■ **Supplied material**
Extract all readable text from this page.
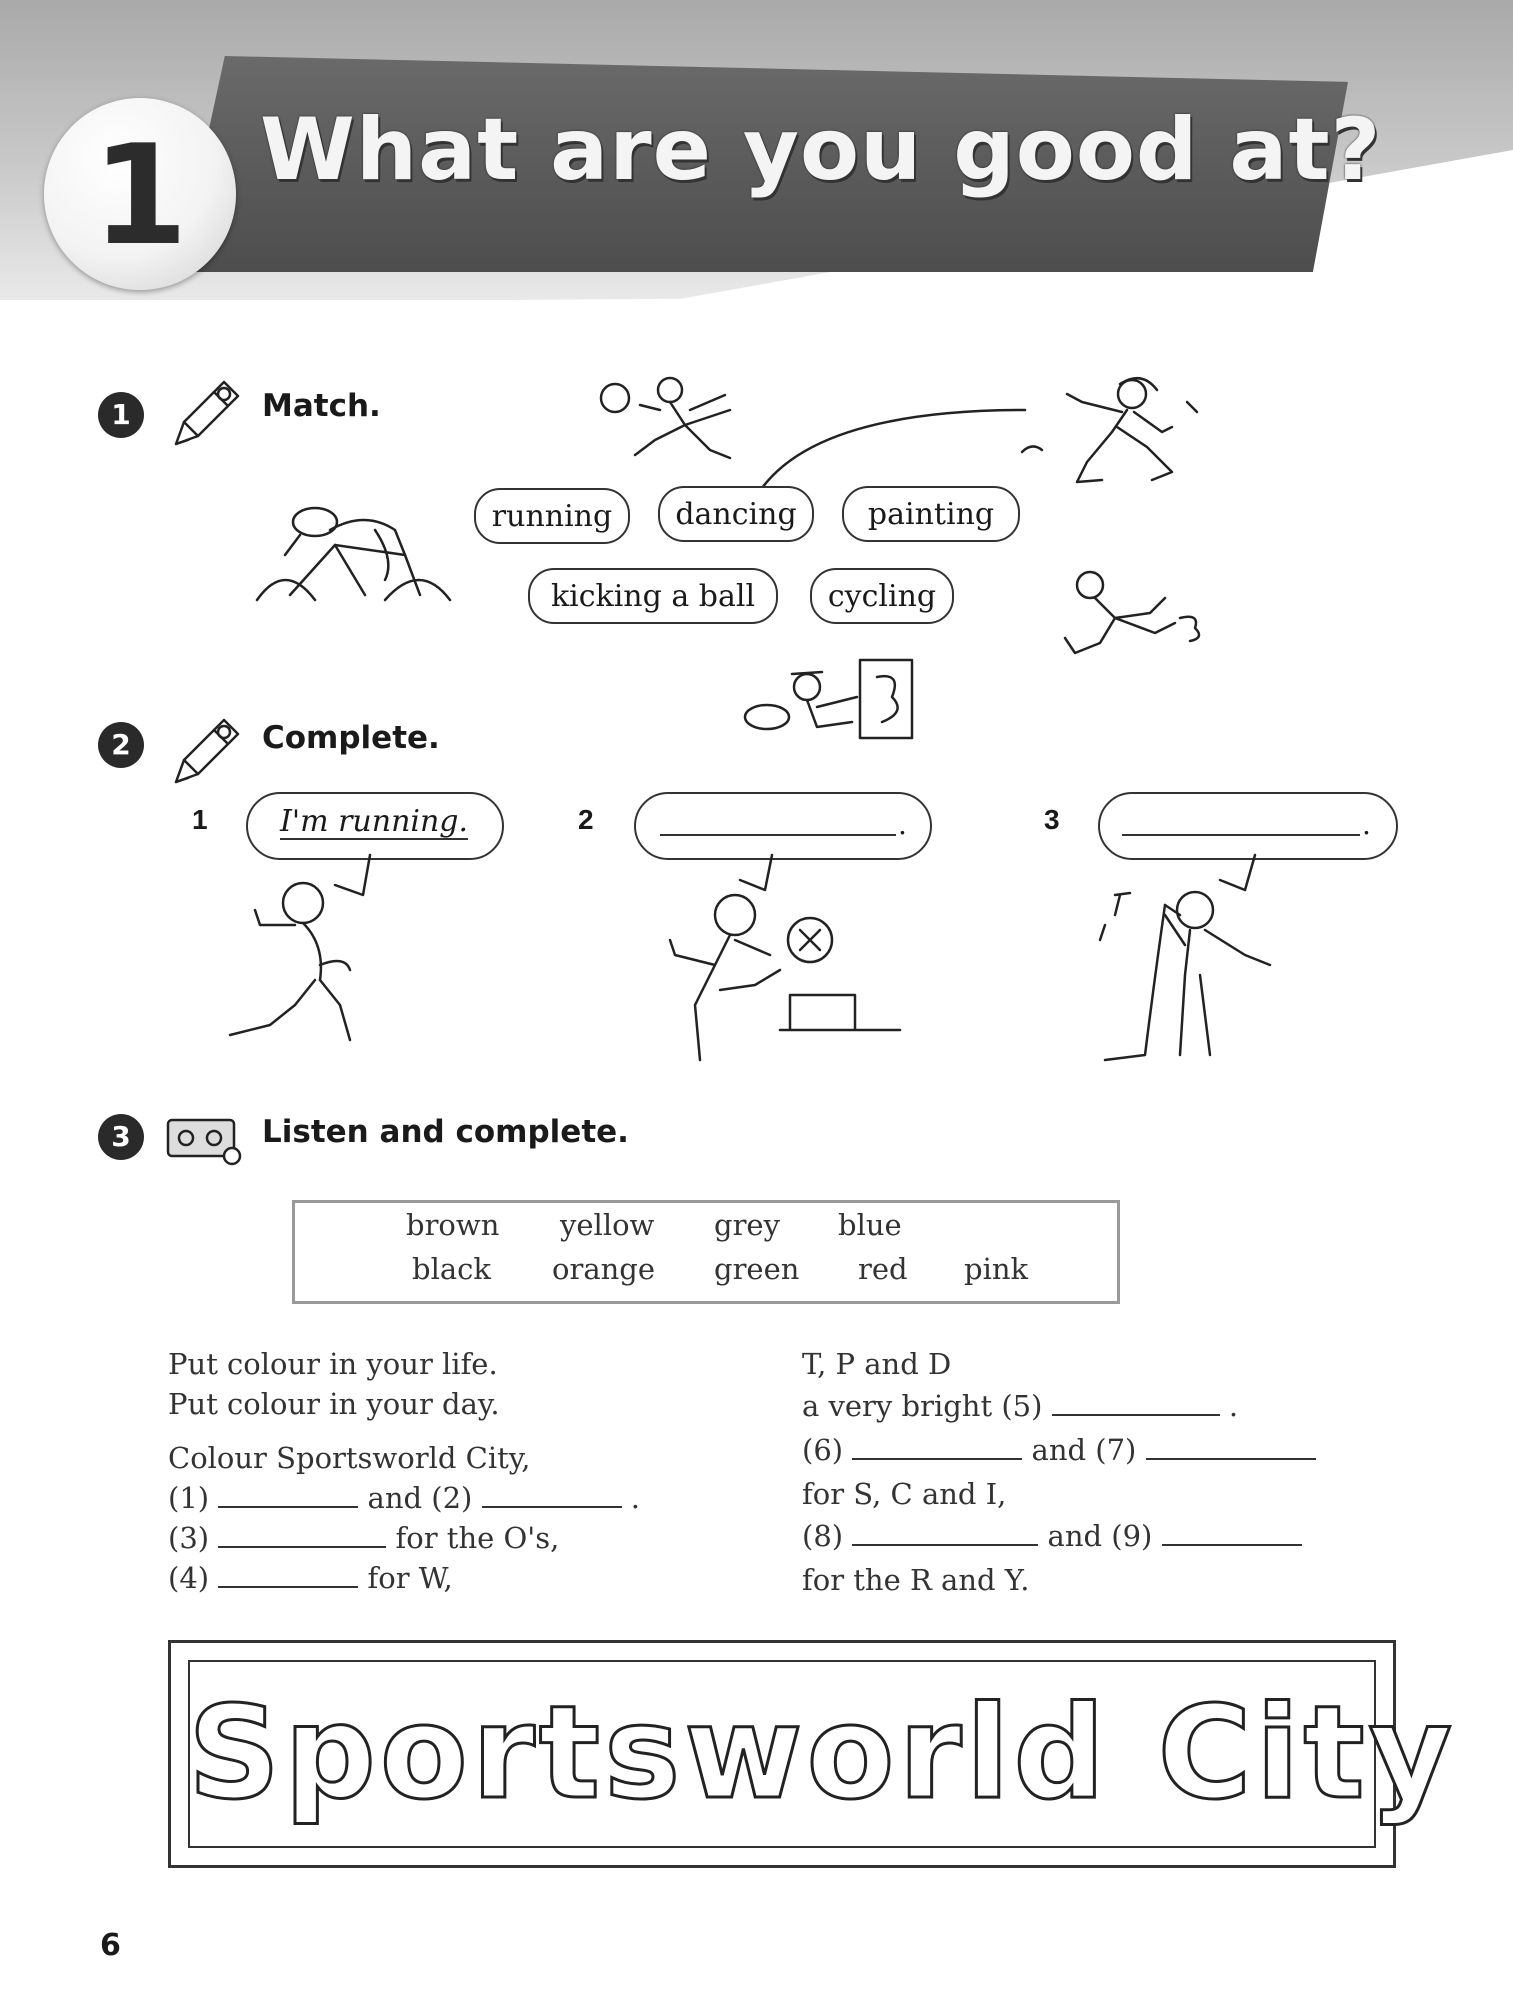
1 What are you good at?
1	Match.
running	dancing	painting
kicking a ball	cycling
2	Complete.
1 I'm running.	2	.	3	.
3	Listen and complete.
brown yellow grey blue
black orange green red pink
Put colour in your life.
Put colour in your day.
Colour Sportsworld City,
(1)	and (2)	.
(3)	for the O's,
(4)	for W,
T, P and D
a very bright (5)	.
(6)	and (7)
for S, C and I,
(8)	and (9)
for the R and Y.
Sportsworld City
6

■ **What is being asked**
Reproduce the material above verbatim; omit every picture.

■ **Exercise output**
Extract all readable text from this page.
1 What are you good at?
1	Match.
running	dancing	painting
kicking a ball	cycling
2	Complete.
1 I'm running.	2	.	3	.
3	Listen and complete.
brown yellow grey blue
black orange green red pink
Put colour in your life.
Put colour in your day.
Colour Sportsworld City,
(1)	and (2)	.
(3)	for the O's,
(4)	for W,
T, P and D
a very bright (5)	.
(6)	and (7)
for S, C and I,
(8)	and (9)
for the R and Y.
Sportsworld City
6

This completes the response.